* **EXERCISE DIRECTIONS**
The listing below should be copied in full, word for word.

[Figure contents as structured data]
----------
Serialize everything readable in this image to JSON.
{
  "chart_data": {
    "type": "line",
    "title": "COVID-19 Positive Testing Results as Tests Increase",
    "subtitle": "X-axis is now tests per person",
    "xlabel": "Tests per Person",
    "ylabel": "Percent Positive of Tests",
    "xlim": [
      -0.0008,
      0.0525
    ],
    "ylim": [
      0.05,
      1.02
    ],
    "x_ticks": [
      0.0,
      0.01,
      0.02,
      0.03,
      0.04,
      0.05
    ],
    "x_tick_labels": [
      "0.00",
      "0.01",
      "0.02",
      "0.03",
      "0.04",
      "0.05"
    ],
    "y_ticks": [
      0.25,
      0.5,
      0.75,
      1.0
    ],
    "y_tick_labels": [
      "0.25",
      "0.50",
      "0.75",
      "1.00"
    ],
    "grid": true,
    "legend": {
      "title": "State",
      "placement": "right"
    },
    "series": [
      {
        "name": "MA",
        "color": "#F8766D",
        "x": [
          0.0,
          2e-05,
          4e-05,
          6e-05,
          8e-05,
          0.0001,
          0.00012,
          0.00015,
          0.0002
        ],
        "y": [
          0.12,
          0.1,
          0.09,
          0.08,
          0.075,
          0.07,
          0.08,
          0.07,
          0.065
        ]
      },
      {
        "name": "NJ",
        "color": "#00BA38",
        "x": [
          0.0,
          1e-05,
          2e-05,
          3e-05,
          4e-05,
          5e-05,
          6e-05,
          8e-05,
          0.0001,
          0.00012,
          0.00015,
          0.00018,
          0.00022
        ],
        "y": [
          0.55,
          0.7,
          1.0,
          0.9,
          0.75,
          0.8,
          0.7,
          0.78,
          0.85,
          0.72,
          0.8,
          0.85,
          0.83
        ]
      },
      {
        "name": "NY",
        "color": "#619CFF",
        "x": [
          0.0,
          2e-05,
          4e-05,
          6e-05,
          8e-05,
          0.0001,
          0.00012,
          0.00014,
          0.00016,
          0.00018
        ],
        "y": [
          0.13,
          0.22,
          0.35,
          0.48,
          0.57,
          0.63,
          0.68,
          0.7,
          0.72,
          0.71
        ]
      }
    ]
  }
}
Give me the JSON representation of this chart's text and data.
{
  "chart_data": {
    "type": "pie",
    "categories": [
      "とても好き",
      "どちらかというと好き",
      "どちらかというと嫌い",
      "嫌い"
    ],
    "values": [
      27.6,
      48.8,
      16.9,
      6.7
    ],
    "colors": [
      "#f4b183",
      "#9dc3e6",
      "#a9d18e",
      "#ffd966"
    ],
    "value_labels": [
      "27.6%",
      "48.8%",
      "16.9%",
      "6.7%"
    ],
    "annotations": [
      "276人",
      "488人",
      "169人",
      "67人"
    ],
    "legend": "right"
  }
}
----------
* **REPLY**
Serialize everything readable in this image to JSON.
{
  "chart_data": {
    "type": "line",
    "title": "COVID-19 Positive Testing Results as Tests Increase",
    "subtitle": "X-axis is now tests per person",
    "xlabel": "Tests per Person",
    "ylabel": "Percent Positive of Tests",
    "xlim": [
      -0.0008,
      0.0525
    ],
    "ylim": [
      0.05,
      1.02
    ],
    "x_ticks": [
      0.0,
      0.01,
      0.02,
      0.03,
      0.04,
      0.05
    ],
    "x_tick_labels": [
      "0.00",
      "0.01",
      "0.02",
      "0.03",
      "0.04",
      "0.05"
    ],
    "y_ticks": [
      0.25,
      0.5,
      0.75,
      1.0
    ],
    "y_tick_labels": [
      "0.25",
      "0.50",
      "0.75",
      "1.00"
    ],
    "grid": true,
    "legend": {
      "title": "State",
      "placement": "right"
    },
    "series": [
      {
        "name": "MA",
        "color": "#F8766D",
        "x": [
          0.0,
          2e-05,
          4e-05,
          6e-05,
          8e-05,
          0.0001,
          0.00012,
          0.00015,
          0.0002
        ],
        "y": [
          0.12,
          0.1,
          0.09,
          0.08,
          0.075,
          0.07,
          0.08,
          0.07,
          0.065
        ]
      },
      {
        "name": "NJ",
        "color": "#00BA38",
        "x": [
          0.0,
          1e-05,
          2e-05,
          3e-05,
          4e-05,
          5e-05,
          6e-05,
          8e-05,
          0.0001,
          0.00012,
          0.00015,
          0.00018,
          0.00022
        ],
        "y": [
          0.55,
          0.7,
          1.0,
          0.9,
          0.75,
          0.8,
          0.7,
          0.78,
          0.85,
          0.72,
          0.8,
          0.85,
          0.83
        ]
      },
      {
        "name": "NY",
        "color": "#619CFF",
        "x": [
          0.0,
          2e-05,
          4e-05,
          6e-05,
          8e-05,
          0.0001,
          0.00012,
          0.00014,
          0.00016,
          0.00018
        ],
        "y": [
          0.13,
          0.22,
          0.35,
          0.48,
          0.57,
          0.63,
          0.68,
          0.7,
          0.72,
          0.71
        ]
      }
    ]
  }
}
Give me the JSON representation of this chart's text and data.
{
  "chart_data": {
    "type": "pie",
    "categories": [
      "とても好き",
      "どちらかというと好き",
      "どちらかというと嫌い",
      "嫌い"
    ],
    "values": [
      27.6,
      48.8,
      16.9,
      6.7
    ],
    "colors": [
      "#f4b183",
      "#9dc3e6",
      "#a9d18e",
      "#ffd966"
    ],
    "value_labels": [
      "27.6%",
      "48.8%",
      "16.9%",
      "6.7%"
    ],
    "annotations": [
      "276人",
      "488人",
      "169人",
      "67人"
    ],
    "legend": "right"
  }
}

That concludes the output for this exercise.